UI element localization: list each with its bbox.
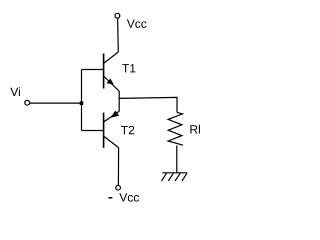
transistor T2 collector <box>104 137 119 148</box>
wire to T1 base <box>82 69 104 71</box>
label Rl <box>190 125 200 134</box>
wire input Vi to base node <box>30 102 82 104</box>
junction dot input node <box>80 101 84 105</box>
transistor T2 (PNP) base bar <box>103 113 105 148</box>
terminal +Vcc <box>115 13 120 18</box>
label T1 <box>122 64 135 72</box>
label Vcc (bottom) <box>119 193 139 201</box>
transistor T1 emitter arrow <box>107 79 114 85</box>
label Vcc (top) <box>127 20 147 28</box>
wire to T2 base <box>82 130 104 132</box>
label T2 <box>121 126 134 134</box>
wire Vcc terminal to T1 collector <box>117 18 120 52</box>
wire base bus vertical <box>81 70 83 131</box>
transistor T1 (NPN) base bar <box>103 54 105 89</box>
label - (bottom) <box>108 197 112 199</box>
label Vi <box>10 87 20 96</box>
resistor Rl zigzag <box>168 112 183 145</box>
ground <box>162 173 188 181</box>
wire output node to resistor <box>119 97 177 112</box>
transistor T2 emitter <box>104 111 119 122</box>
terminal -Vcc <box>116 185 121 190</box>
wire resistor to ground <box>176 145 178 173</box>
transistor T1 collector <box>104 52 118 63</box>
transistor T1 emitter <box>104 77 119 92</box>
wire T1 emitter to output node <box>118 91 120 112</box>
transistor T2 emitter arrow <box>111 111 120 118</box>
terminal Vi <box>25 100 30 105</box>
wire T2 collector to -Vcc terminal <box>117 148 119 186</box>
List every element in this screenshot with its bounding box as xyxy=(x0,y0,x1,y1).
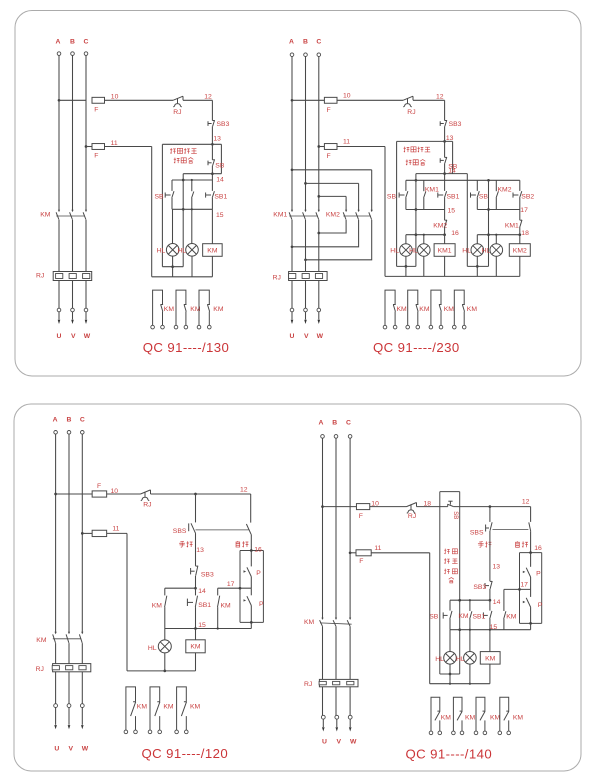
svg-text:HL: HL xyxy=(390,247,399,254)
branch SB start drop (c1) xyxy=(171,180,173,191)
terminal B (c3) xyxy=(67,431,71,435)
wire1 seg c (c3) xyxy=(151,493,251,495)
wire to U (c4) xyxy=(322,687,324,716)
wire phase A lower (c3) xyxy=(55,643,57,664)
rail 17 (c2) xyxy=(477,209,520,211)
wire SB to railB (c2) xyxy=(444,163,446,180)
contactor KM contact L1 (c3) xyxy=(55,632,57,634)
bottom rail (c2) xyxy=(385,275,520,277)
wire2 seg a (c4) xyxy=(350,552,356,554)
svg-text:RJ: RJ xyxy=(143,501,151,508)
junction rail14 x183 (c1) xyxy=(182,179,185,182)
svg-text:KM: KM xyxy=(467,306,478,313)
junction rail15 x183 (c1) xyxy=(182,208,185,211)
node 16 (c4) xyxy=(529,551,532,554)
svg-text:SB: SB xyxy=(387,194,397,201)
pressure contact P lower (c4) xyxy=(526,598,530,607)
branch KM2 drop (c2) xyxy=(495,180,497,191)
wire 15 to KM2 NC (c2) xyxy=(444,210,446,221)
lamp HL1 (c2) xyxy=(400,244,413,257)
wire 13 segment (c3) xyxy=(195,533,197,566)
aux contact KM no.3 (c1) xyxy=(199,290,209,325)
wire1 seg c (c4) xyxy=(417,506,448,508)
thermal relay RJ element (c4) xyxy=(319,679,358,686)
svg-text:KM2: KM2 xyxy=(513,247,527,254)
pushbutton SB3 (c4) xyxy=(485,581,492,589)
svg-text:17: 17 xyxy=(520,207,528,214)
node SBS tap (c4) xyxy=(489,505,492,508)
box text line2 an-niu-he (c1) xyxy=(174,158,194,164)
svg-text:KM: KM xyxy=(441,714,452,721)
wire to W (c2) xyxy=(318,281,320,309)
svg-text:RJ: RJ xyxy=(407,109,415,116)
bridge top A (c2) xyxy=(292,169,372,171)
contact KM1 NC interlock (c2) xyxy=(520,220,522,227)
svg-text:B: B xyxy=(67,416,72,423)
svg-text:QC 91----/130: QC 91----/130 xyxy=(143,340,230,355)
rail 17 (c4) xyxy=(504,588,531,590)
lamp HL1 (c4) xyxy=(444,652,457,665)
node 14 (c4) xyxy=(489,599,492,602)
branch KM drop (c3) xyxy=(164,588,166,595)
svg-text:14: 14 xyxy=(198,588,206,595)
svg-text:KM: KM xyxy=(465,714,476,721)
svg-text:F: F xyxy=(94,107,98,114)
svg-text:SBS: SBS xyxy=(173,528,187,535)
wire phase A (c3) xyxy=(55,434,57,633)
node 18 (c2) xyxy=(518,233,521,236)
svg-text:KM: KM xyxy=(40,212,51,219)
wire 17 to KM1 NC (c2) xyxy=(519,210,521,221)
lamp HL1 (c1) xyxy=(166,244,179,257)
svg-text:F: F xyxy=(97,483,101,490)
terminal V circle (c4) xyxy=(335,715,339,719)
SBS linkage (c4) xyxy=(493,528,529,530)
svg-text:KM1: KM1 xyxy=(438,247,452,254)
wire1 seg c (c2) xyxy=(413,99,445,101)
svg-text:RJ: RJ xyxy=(36,666,44,673)
KM linkage bar (c3) xyxy=(53,638,81,640)
svg-text:KM: KM xyxy=(513,714,524,721)
wire2 seg a (c2) xyxy=(319,146,325,148)
node tap C wire2 (c3) xyxy=(81,532,84,535)
coil KM bottom stem (c3) xyxy=(195,653,197,671)
branch SB1 lower (c4) xyxy=(489,619,491,630)
rail 14 (c2) xyxy=(416,173,467,175)
lamp HL1 top stem (c4) xyxy=(449,630,451,652)
wire2 seg b (c3) xyxy=(107,532,127,534)
lamp HL top stem (c3) xyxy=(164,629,166,640)
node 14 (c3) xyxy=(194,587,197,590)
junction rail18 x488 (c2) xyxy=(487,233,490,236)
svg-text:17: 17 xyxy=(520,582,528,589)
lamp HL4 top stem (c2) xyxy=(495,235,497,244)
wire2 drop (c3) xyxy=(126,533,128,671)
svg-text:V: V xyxy=(304,333,309,340)
branch SB1 lower (c1) xyxy=(211,198,213,209)
svg-text:KM1: KM1 xyxy=(425,186,439,193)
wire phase C lower (c1) xyxy=(85,220,87,272)
fuse F line10 (c2) xyxy=(324,97,337,103)
node tap A / wire1 (c1) xyxy=(58,99,61,102)
node tap A wire1 (c2) xyxy=(291,99,294,102)
coil KM2 top stem (c2) xyxy=(519,235,521,244)
fuse F line10 (c1) xyxy=(92,97,105,103)
svg-text:SB1: SB1 xyxy=(447,194,460,201)
contactor KM2 contact no.1 (c2) xyxy=(345,210,347,212)
wire to U (c3) xyxy=(55,672,57,704)
wire to 16 (c4) xyxy=(530,531,532,552)
svg-text:KM: KM xyxy=(36,637,47,644)
svg-text:RJ: RJ xyxy=(36,273,44,280)
contactor KM contact L3 (c4) xyxy=(349,618,351,620)
fuse F line10 (c4) xyxy=(356,504,369,510)
contact KM1 aux (c2) xyxy=(424,192,426,198)
node tap C / wire2 (c1) xyxy=(85,145,88,148)
stub V (c1) xyxy=(72,312,74,320)
stub U (c3) xyxy=(55,708,57,725)
terminal W circle (c4) xyxy=(348,715,352,719)
svg-text:10: 10 xyxy=(343,92,351,99)
svg-text:KM: KM xyxy=(190,704,201,711)
lamp HL2 (c1) xyxy=(186,244,199,257)
wire P2 to box bottom (c4) xyxy=(530,607,532,623)
mini rail L (c2) xyxy=(397,265,416,267)
lamp HL2 (c2) xyxy=(418,244,431,257)
terminal B (c4) xyxy=(334,435,338,439)
contact KM aux auto (c4) xyxy=(504,611,506,619)
bridge top C (c2) xyxy=(319,195,346,197)
svg-text:13: 13 xyxy=(196,547,204,554)
svg-text:F: F xyxy=(327,153,331,160)
svg-text:16: 16 xyxy=(451,230,459,237)
bridge col outer upper (c2) xyxy=(371,170,373,211)
wire node13 rail / box top (c2) xyxy=(397,140,453,142)
svg-text:A: A xyxy=(289,39,294,46)
lamp HL1 top stem (c1) xyxy=(172,209,174,243)
svg-text:RJ: RJ xyxy=(173,109,181,116)
mini rail (c1) xyxy=(162,266,183,268)
wire P2 to box bottom (c3) xyxy=(250,606,252,623)
wire phase B (c4) xyxy=(335,438,337,619)
pressure contact P upper (c3) xyxy=(247,567,251,576)
contact KM aux auto (c3) xyxy=(218,596,220,607)
branch SB1 drop (c3) xyxy=(195,588,197,595)
KM1 linkage bar (c2) xyxy=(289,215,318,217)
terminal V circle (c1) xyxy=(71,308,75,312)
lamp HL1 bottom stem (c2) xyxy=(405,256,407,276)
junction rail15 coil (c4) xyxy=(489,629,491,631)
thermal relay RJ element (c2) xyxy=(289,272,328,281)
lamp HL3 top stem (c2) xyxy=(476,235,478,244)
arrow W (c3) xyxy=(81,725,84,729)
contactor KM contact L3 (c3) xyxy=(81,632,83,634)
wire 16 to P1 (c4) xyxy=(530,553,532,567)
lamp HL1 top stem (c2) xyxy=(405,235,407,244)
junction railB x488 (c2) xyxy=(487,179,490,182)
arrow V (c4) xyxy=(336,727,339,731)
branch SB lower (c2) xyxy=(405,198,407,210)
terminal B (c1) xyxy=(71,52,75,56)
contactor KM2 contact no.2 (c2) xyxy=(358,210,360,212)
svg-text:SB3: SB3 xyxy=(473,584,486,591)
lamp HL4 bottom stem (c2) xyxy=(495,256,497,276)
contactor KM contact L2 (c4) xyxy=(335,618,337,620)
wire to 16 (c3) xyxy=(250,534,252,550)
svg-text:U: U xyxy=(322,739,327,746)
wire phase B lower (c4) xyxy=(335,626,337,679)
branch mid lower (c1) xyxy=(191,198,193,209)
node tap A bridge (c2) xyxy=(291,168,294,171)
aux contact KM no.1 (c2) xyxy=(385,290,395,325)
svg-text:HL: HL xyxy=(409,247,418,254)
wire 16 to P1 (c3) xyxy=(250,551,252,567)
node SBS tap (c3) xyxy=(194,493,197,496)
selector switch SBS right contact (c3) xyxy=(246,524,251,534)
contactor KM1 contact L2 (c2) xyxy=(304,210,306,212)
svg-text:W: W xyxy=(317,333,324,340)
wire 13 to SB (c2) xyxy=(444,141,446,157)
svg-text:SB1: SB1 xyxy=(473,613,486,620)
contactor KM contact L2 (c3) xyxy=(68,632,70,634)
node tap B bridge (c2) xyxy=(304,182,307,185)
contact KM2 aux (c2) xyxy=(496,192,498,198)
svg-text:KM: KM xyxy=(485,655,496,662)
wire to 18 (c2) xyxy=(519,227,521,235)
svg-text:V: V xyxy=(71,333,76,340)
wire auto drop (c4) xyxy=(530,507,532,522)
junction lamp2 bottom rail (c4) xyxy=(469,683,471,685)
wire phase B lower (c2) xyxy=(305,220,307,272)
wire phase B lower (c3) xyxy=(68,643,70,664)
svg-text:A: A xyxy=(319,420,324,427)
bridge return inner to C (c2) xyxy=(319,220,346,233)
fuse F line11 (c3) xyxy=(92,530,107,536)
svg-text:SB: SB xyxy=(429,613,439,620)
terminal A (c3) xyxy=(54,431,58,435)
svg-text:SB1: SB1 xyxy=(214,193,227,200)
svg-text:P: P xyxy=(259,601,264,608)
wire phase C (c3) xyxy=(81,434,83,633)
junction rail14 box-right (c4) xyxy=(458,599,461,602)
wire SBS left drop (c3) xyxy=(195,494,197,522)
node tap C bridge (c2) xyxy=(317,195,320,198)
wire1 seg c (c1) xyxy=(183,99,212,101)
wire phase C (c1) xyxy=(85,55,87,211)
svg-text:11: 11 xyxy=(343,139,350,146)
terminal U circle (c3) xyxy=(54,704,58,708)
arrow W (c4) xyxy=(349,727,352,731)
SBS linkage (c3) xyxy=(196,529,249,531)
node 16 (c3) xyxy=(250,549,253,552)
pushbutton SB1 (c1) xyxy=(206,191,215,198)
svg-text:18: 18 xyxy=(521,230,529,237)
wire to U (c2) xyxy=(291,281,293,309)
svg-text:RJ: RJ xyxy=(304,681,312,688)
svg-text:17: 17 xyxy=(227,581,235,588)
node tap C wire2 (c4) xyxy=(349,551,352,554)
svg-text:KM: KM xyxy=(207,247,218,254)
arrow V (c1) xyxy=(71,320,74,324)
wire SBS left drop (c4) xyxy=(489,507,491,522)
selector switch SBS left contact (c4) xyxy=(486,522,493,531)
junction box bottom (c3) xyxy=(250,621,253,624)
wire to V (c3) xyxy=(68,672,70,704)
terminal W circle (c1) xyxy=(84,308,88,312)
wire drop x416 (c2) xyxy=(415,174,417,267)
arrow V (c2) xyxy=(304,320,307,324)
svg-text:13: 13 xyxy=(493,563,501,570)
node tap A wire1 (c3) xyxy=(54,493,57,496)
node SB bottom (c1) xyxy=(211,172,214,175)
branch SBr drop (c2) xyxy=(476,180,478,191)
svg-text:KM: KM xyxy=(397,306,408,313)
coil KM1 (c2) xyxy=(434,244,455,257)
node tap C wire2 (c2) xyxy=(317,145,320,148)
fuse F line10 (c3) xyxy=(92,491,107,497)
wire to W (c3) xyxy=(81,672,83,704)
KM linkage bar (c4) xyxy=(320,623,352,624)
branch SB drop (c2) xyxy=(405,180,407,191)
wire to V (c2) xyxy=(305,281,307,309)
wire node12 down (c2) xyxy=(444,100,446,120)
lamp HL bottom stem (c3) xyxy=(164,653,166,671)
contactor KM main contact L2 (c1) xyxy=(71,210,73,212)
wire2 seg b (c4) xyxy=(371,552,430,554)
box text line1 (c2) xyxy=(404,147,431,153)
pushbutton SB start (c1) xyxy=(165,191,174,198)
branch KM17 lower (c3) xyxy=(217,607,219,628)
bridge col inner upper (c2) xyxy=(345,196,347,211)
junction rail16 x416 (c2) xyxy=(415,233,418,236)
wire phase C (c2) xyxy=(318,57,320,212)
fuse F line11 (c2) xyxy=(324,144,337,150)
selector switch SBS right contact (c4) xyxy=(529,522,531,531)
pushbutton SB1 (c4) xyxy=(483,611,492,619)
svg-text:15: 15 xyxy=(216,212,224,219)
svg-text:HL: HL xyxy=(157,247,166,254)
contact KM aux seal (c4) xyxy=(470,611,472,619)
lamp HL2 top stem (c4) xyxy=(469,630,471,652)
svg-text:RJ: RJ xyxy=(408,513,416,520)
coil KM bottom stem (c1) xyxy=(211,256,213,277)
wire phase A (c1) xyxy=(58,55,60,211)
svg-text:U: U xyxy=(57,333,62,340)
wire under SB (c1) xyxy=(183,173,221,175)
branch SB2 lower (c2) xyxy=(519,198,521,210)
svg-text:KM1: KM1 xyxy=(273,212,287,219)
arrow V (c3) xyxy=(68,725,71,729)
contactor KM2 contact no.3 (c2) xyxy=(371,210,373,212)
branch SB1 lower (c3) xyxy=(195,607,197,628)
branch KM lower (c3) xyxy=(164,607,166,628)
coil KM1 top stem (c2) xyxy=(444,235,446,244)
junction lamp1 mini rail (c1) xyxy=(171,265,174,268)
svg-text:15: 15 xyxy=(448,208,456,215)
svg-text:RJ: RJ xyxy=(273,274,281,281)
wire2 drop (c4) xyxy=(429,553,431,684)
svg-text:B: B xyxy=(303,39,308,46)
aux contact KM no.3 (c4) xyxy=(476,697,485,731)
fuse F line11 (c1) xyxy=(92,144,105,150)
wire1 seg b (c4) xyxy=(370,506,407,508)
svg-text:11: 11 xyxy=(374,545,381,552)
svg-text:12: 12 xyxy=(522,498,530,505)
arrow U (c1) xyxy=(58,320,61,324)
svg-text:SB3: SB3 xyxy=(201,571,214,578)
pressure contact P upper (c4) xyxy=(526,568,530,577)
junction lamp1 mini rail (c4) xyxy=(449,673,452,676)
svg-text:KM2: KM2 xyxy=(326,212,340,219)
pushbutton SB2 (c2) xyxy=(513,191,522,198)
svg-text:SBS: SBS xyxy=(470,529,484,536)
fuse F line11 (c4) xyxy=(356,550,371,556)
svg-text:16: 16 xyxy=(254,546,262,553)
svg-text:U: U xyxy=(54,745,59,752)
wire phase C lower (c2) xyxy=(318,220,320,272)
svg-text:F: F xyxy=(359,558,363,565)
terminal C (c3) xyxy=(81,431,85,435)
wire phase B (c3) xyxy=(68,434,70,633)
node 13 (c2) xyxy=(443,140,446,143)
rail 15 (c2) xyxy=(406,209,445,211)
wire1 seg a (c1) xyxy=(59,99,86,101)
branch KM drop (c4) xyxy=(469,600,471,611)
branch KM2 lower (c2) xyxy=(495,198,497,210)
wire node12 down (c1) xyxy=(211,100,213,120)
lamp HL1 bottom stem (c1) xyxy=(172,256,174,277)
aux contact KM no.2 (c2) xyxy=(408,290,418,325)
contact mid branch (c1) xyxy=(192,192,194,198)
svg-text:18: 18 xyxy=(424,501,432,508)
box text an-niu (c4) xyxy=(444,569,457,574)
lamp HL1 bottom stem (c4) xyxy=(449,664,451,684)
wire phase B (c2) xyxy=(305,57,307,212)
svg-text:B: B xyxy=(332,420,337,427)
terminal C (c4) xyxy=(348,435,352,439)
svg-text:10: 10 xyxy=(111,94,119,101)
branch SB lower (c4) xyxy=(449,619,451,630)
panel border bottom xyxy=(14,404,581,771)
pushbutton SB1 (c3) xyxy=(187,596,197,607)
wire node13 rail / box top (c1) xyxy=(162,143,221,145)
branch KM17 lower (c4) xyxy=(503,619,505,630)
wire1 seg d (c4) xyxy=(453,506,530,508)
wire phase A (c2) xyxy=(291,57,293,212)
pushbutton SB stop (c1) xyxy=(208,159,215,165)
junction rail15 box-right (c4) xyxy=(458,628,461,631)
stub V (c2) xyxy=(305,312,307,320)
svg-text:W: W xyxy=(350,739,357,746)
svg-text:HL: HL xyxy=(456,656,465,663)
wire1 seg a (c4) xyxy=(323,506,357,508)
junction rail16 x424 (c2) xyxy=(423,234,425,236)
label shou-dong manual (c3) xyxy=(179,541,192,547)
wire drop x467 (c2) xyxy=(466,174,468,267)
aux contact KM no.1 (c3) xyxy=(126,687,136,730)
svg-text:KM: KM xyxy=(152,602,163,609)
svg-text:SB: SB xyxy=(452,511,458,519)
wire1 seg b (c3) xyxy=(107,493,141,495)
rail 16 (c2) xyxy=(406,234,445,236)
wire mid drop (c1) xyxy=(182,174,184,267)
svg-text:F: F xyxy=(94,153,98,160)
junction rail17 x488 (c2) xyxy=(487,208,490,211)
stub U (c2) xyxy=(291,312,293,320)
svg-text:KM: KM xyxy=(444,306,455,313)
lamp HL2 bottom stem (c4) xyxy=(469,664,471,684)
wire 13 segment (c4) xyxy=(489,531,491,581)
.....
SHORT PROBLEM: Copy out, word for word, the stretch of lines from the very first one through the line containing "List every element", leaving the pictures out.

FINAL RESULT:
UI element localization: list each with its bbox.
transistor T2 collector <box>104 137 119 148</box>
wire to T1 base <box>82 69 104 71</box>
label Rl <box>190 125 200 134</box>
wire input Vi to base node <box>30 102 82 104</box>
junction dot input node <box>80 101 84 105</box>
transistor T2 (PNP) base bar <box>103 113 105 148</box>
terminal +Vcc <box>115 13 120 18</box>
label T1 <box>122 64 135 72</box>
label Vcc (bottom) <box>119 193 139 201</box>
transistor T1 emitter arrow <box>107 79 114 85</box>
label Vcc (top) <box>127 20 147 28</box>
wire to T2 base <box>82 130 104 132</box>
label T2 <box>121 126 134 134</box>
wire Vcc terminal to T1 collector <box>117 18 120 52</box>
wire base bus vertical <box>81 70 83 131</box>
transistor T1 (NPN) base bar <box>103 54 105 89</box>
label - (bottom) <box>108 197 112 199</box>
label Vi <box>10 87 20 96</box>
resistor Rl zigzag <box>168 112 183 145</box>
ground <box>162 173 188 181</box>
wire output node to resistor <box>119 97 177 112</box>
transistor T2 emitter <box>104 111 119 122</box>
terminal -Vcc <box>116 185 121 190</box>
wire resistor to ground <box>176 145 178 173</box>
transistor T1 collector <box>104 52 118 63</box>
transistor T1 emitter <box>104 77 119 92</box>
wire T1 emitter to output node <box>118 91 120 112</box>
transistor T2 emitter arrow <box>111 111 120 118</box>
terminal Vi <box>25 100 30 105</box>
wire T2 collector to -Vcc terminal <box>117 148 119 186</box>
List every element in this screenshot with its bounding box as xyxy=(x0,y0,x1,y1).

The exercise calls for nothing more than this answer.